Impact assessments in the field and independent evaluations confirm that the SDC is on track to meet the goals of the dispatch and that its programmes are producing the desired outcomes. The presentation also focused on the importance of good governance for sustainable development. The SDC works to ensure that democratic processes in its partner countries strengthen trust between citizens and state institutions, and lead to a satisfactory level of public services.
In Switzerland, opportunities to take part in social and political life are a matter of course. Many SDC partner countries do not have such a culture, or only to a limited extent. Experience, however, shows us that truly sustainable development is only possible if all members of society can assert their interests and have a say in shaping public policies. Public participation is also a means of finding solutions that benefit all groups of people, which helps prevent violent conflict.
The importance of political participation can be seen in the example of Tanzania, where the SDC is supporting five major civil society organisations working to include citizens in processes that affect the public. This has resulted in significant changes to public services in the water, education and healthcare sectors within a short period of time, and has helped to make several key pieces of legislation more in line with citizens' interests. In Ukraine, the SDC is supporting the introduction of e-governance, which includes greater citizen participation online. The aim is to achieve greater transparency, less corruption and better services for citizens and the local economy.

▸ **STORED ROWS**:
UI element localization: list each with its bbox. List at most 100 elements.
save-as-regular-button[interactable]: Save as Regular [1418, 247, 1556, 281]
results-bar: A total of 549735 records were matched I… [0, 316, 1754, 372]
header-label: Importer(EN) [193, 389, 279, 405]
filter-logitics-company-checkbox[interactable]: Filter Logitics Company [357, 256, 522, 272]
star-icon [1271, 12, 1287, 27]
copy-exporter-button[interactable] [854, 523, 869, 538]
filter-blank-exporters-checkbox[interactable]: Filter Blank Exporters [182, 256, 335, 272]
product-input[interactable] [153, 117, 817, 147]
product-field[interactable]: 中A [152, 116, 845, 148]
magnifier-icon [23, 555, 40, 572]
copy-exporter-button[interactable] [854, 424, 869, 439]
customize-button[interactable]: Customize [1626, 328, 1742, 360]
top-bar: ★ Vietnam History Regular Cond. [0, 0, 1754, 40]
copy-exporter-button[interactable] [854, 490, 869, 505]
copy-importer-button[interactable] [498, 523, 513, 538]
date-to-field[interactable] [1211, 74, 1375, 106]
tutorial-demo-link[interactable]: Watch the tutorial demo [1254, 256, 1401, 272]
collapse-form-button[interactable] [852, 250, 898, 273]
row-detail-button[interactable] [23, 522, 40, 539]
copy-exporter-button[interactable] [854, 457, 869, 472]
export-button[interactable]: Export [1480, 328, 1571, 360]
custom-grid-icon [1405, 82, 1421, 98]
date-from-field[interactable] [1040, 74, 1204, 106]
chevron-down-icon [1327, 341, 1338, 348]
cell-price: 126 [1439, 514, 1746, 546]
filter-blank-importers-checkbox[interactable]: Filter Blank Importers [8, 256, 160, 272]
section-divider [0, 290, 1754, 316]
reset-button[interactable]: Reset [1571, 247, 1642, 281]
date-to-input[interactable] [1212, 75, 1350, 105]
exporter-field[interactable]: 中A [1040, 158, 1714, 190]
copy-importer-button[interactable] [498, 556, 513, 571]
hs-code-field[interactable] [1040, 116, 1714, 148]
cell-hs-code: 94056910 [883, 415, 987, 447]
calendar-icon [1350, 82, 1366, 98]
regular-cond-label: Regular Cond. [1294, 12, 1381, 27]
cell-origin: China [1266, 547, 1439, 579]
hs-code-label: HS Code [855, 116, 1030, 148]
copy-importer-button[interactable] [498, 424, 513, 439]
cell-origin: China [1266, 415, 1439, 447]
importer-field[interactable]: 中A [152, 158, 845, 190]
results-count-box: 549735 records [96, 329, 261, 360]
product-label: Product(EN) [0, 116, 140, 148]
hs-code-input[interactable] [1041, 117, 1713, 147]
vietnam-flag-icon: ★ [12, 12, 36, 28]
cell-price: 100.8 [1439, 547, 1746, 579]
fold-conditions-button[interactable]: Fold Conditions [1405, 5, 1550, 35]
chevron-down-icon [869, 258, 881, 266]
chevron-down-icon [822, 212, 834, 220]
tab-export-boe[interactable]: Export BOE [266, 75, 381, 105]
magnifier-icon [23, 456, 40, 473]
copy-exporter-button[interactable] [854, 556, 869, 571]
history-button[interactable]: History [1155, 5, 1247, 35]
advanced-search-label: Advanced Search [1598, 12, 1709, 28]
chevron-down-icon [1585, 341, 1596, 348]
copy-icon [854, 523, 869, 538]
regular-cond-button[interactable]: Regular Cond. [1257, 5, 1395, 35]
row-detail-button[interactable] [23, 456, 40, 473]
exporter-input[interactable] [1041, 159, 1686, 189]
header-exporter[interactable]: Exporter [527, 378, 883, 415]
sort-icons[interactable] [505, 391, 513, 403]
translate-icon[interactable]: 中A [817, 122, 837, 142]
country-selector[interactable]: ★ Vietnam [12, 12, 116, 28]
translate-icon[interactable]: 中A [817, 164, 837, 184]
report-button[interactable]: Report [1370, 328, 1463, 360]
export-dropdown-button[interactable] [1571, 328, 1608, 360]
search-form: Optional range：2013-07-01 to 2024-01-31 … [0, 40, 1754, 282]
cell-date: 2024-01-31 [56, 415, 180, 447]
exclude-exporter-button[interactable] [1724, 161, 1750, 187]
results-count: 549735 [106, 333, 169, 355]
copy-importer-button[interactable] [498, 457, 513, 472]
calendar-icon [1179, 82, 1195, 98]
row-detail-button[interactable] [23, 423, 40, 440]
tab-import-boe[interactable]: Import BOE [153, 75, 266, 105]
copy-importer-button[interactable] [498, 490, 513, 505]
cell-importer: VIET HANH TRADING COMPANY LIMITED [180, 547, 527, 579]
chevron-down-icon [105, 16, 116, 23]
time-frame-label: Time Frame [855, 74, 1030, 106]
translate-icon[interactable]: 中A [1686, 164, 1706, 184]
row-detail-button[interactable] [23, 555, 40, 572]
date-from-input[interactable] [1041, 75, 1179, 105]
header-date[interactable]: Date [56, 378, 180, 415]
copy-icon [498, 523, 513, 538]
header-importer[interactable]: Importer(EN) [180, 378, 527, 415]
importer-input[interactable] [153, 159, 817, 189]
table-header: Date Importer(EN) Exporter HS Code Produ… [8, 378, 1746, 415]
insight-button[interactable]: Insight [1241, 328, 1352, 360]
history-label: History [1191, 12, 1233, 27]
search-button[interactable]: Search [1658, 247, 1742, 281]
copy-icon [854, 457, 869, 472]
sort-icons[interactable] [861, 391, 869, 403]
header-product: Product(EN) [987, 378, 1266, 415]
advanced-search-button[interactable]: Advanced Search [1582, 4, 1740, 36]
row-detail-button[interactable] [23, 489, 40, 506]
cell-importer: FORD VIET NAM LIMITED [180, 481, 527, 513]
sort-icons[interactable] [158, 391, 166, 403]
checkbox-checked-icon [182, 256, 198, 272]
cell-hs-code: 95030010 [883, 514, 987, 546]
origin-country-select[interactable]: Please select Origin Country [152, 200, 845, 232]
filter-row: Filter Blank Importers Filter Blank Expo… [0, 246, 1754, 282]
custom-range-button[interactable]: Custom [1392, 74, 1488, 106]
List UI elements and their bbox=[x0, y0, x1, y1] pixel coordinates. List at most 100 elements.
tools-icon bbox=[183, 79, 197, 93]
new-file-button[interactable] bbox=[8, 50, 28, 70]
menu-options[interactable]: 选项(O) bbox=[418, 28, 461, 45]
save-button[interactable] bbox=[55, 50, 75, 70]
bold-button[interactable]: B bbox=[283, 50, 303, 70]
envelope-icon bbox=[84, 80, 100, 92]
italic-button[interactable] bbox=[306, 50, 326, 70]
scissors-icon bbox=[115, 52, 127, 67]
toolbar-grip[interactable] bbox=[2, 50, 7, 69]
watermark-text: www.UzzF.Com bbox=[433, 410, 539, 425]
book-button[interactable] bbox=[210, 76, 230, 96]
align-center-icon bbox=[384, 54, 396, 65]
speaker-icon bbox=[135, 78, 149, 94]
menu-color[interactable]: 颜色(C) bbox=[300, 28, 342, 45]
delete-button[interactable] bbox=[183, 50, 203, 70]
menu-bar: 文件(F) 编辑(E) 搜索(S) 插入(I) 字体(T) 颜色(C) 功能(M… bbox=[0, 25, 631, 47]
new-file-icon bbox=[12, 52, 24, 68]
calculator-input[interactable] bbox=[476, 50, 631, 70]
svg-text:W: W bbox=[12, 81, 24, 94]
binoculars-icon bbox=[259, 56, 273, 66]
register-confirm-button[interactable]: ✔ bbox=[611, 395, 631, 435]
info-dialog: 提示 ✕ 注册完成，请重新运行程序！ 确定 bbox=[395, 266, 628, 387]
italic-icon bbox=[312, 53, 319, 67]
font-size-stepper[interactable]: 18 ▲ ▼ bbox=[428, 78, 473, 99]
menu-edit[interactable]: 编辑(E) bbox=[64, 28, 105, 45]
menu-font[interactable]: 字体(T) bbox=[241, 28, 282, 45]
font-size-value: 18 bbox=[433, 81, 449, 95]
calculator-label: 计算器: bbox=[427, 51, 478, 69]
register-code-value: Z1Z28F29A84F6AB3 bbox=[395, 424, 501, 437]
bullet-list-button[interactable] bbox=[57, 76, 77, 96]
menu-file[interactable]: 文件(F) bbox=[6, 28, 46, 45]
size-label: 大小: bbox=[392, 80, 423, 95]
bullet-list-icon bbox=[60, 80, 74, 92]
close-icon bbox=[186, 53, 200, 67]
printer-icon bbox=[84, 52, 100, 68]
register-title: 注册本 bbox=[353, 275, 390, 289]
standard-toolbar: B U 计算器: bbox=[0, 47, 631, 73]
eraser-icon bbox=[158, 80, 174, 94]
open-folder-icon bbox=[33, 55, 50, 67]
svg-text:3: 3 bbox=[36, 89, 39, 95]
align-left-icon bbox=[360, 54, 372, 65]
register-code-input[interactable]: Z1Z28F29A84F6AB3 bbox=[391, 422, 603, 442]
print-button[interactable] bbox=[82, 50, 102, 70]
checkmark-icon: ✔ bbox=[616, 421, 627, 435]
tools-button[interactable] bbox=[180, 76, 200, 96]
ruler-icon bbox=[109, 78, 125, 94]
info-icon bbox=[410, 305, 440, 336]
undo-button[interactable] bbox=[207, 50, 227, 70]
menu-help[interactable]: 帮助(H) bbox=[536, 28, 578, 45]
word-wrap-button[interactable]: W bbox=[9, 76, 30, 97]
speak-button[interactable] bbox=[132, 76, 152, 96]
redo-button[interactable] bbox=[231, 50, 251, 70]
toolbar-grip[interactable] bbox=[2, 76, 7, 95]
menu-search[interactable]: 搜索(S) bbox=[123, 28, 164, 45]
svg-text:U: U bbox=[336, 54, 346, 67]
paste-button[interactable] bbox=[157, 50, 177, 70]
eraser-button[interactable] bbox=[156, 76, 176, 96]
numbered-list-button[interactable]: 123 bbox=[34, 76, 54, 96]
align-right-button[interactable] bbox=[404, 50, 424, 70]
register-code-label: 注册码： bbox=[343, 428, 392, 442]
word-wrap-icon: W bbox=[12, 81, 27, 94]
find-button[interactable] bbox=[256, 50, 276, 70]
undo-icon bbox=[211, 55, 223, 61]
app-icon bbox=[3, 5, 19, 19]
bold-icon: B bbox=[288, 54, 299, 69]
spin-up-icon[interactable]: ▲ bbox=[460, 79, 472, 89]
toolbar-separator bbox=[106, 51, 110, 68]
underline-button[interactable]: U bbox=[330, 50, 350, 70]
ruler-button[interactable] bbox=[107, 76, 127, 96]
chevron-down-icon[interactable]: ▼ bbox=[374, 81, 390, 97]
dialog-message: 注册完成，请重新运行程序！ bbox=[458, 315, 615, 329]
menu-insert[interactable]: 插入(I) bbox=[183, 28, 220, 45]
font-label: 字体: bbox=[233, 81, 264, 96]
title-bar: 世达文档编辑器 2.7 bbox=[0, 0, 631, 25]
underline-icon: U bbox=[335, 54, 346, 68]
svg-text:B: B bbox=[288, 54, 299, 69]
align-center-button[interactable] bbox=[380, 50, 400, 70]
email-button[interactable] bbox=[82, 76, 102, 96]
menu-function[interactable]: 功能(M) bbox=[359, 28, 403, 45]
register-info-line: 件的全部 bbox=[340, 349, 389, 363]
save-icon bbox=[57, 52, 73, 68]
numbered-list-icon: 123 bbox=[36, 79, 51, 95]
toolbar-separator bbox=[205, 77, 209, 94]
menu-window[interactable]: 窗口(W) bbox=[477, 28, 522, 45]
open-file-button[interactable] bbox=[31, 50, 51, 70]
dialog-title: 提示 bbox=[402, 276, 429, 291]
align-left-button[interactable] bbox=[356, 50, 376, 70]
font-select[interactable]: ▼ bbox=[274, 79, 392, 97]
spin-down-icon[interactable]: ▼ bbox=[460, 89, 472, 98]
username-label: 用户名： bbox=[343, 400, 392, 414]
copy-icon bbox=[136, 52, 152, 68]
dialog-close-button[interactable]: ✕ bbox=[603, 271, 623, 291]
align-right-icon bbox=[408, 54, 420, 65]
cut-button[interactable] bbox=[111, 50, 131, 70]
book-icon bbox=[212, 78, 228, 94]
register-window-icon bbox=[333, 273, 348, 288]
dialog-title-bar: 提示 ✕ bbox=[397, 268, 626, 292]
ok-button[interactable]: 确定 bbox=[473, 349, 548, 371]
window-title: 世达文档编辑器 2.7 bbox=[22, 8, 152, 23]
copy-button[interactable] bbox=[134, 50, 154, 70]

▸ **STATED GOAL A**: From the SDC passage, reproduce word for word the stretch from "The importance of political" to "the local economy.".
▸ **STATED GOAL B**:
Answer these from the SDC passage:
(i) Besides finding solutions that benefit all groups, what does public participation help prevent?
(ii) How many major civil society organisations does the SDC support in Tanzania?
(iii) What is the SDC helping to introduce in Ukraine?

▸ **FINAL RESULT A**:
The importance of political participation can be seen in the example of Tanzania, where the SDC is supporting five major civil society organisations working to include citizens in processes that affect the public. This has resulted in significant changes to public services in the water, education and healthcare sectors within a short period of time, and has helped to make several key pieces of legislation more in line with citizens' interests. In Ukraine, the SDC is supporting the introduction of e-governance, which includes greater citizen participation online. The aim is to achieve greater transparency, less corruption and better services for citizens and the local economy.

▸ **FINAL RESULT B**:
(i) Violent conflict.
(ii) Five.
(iii) E-governance, including greater citizen participation online.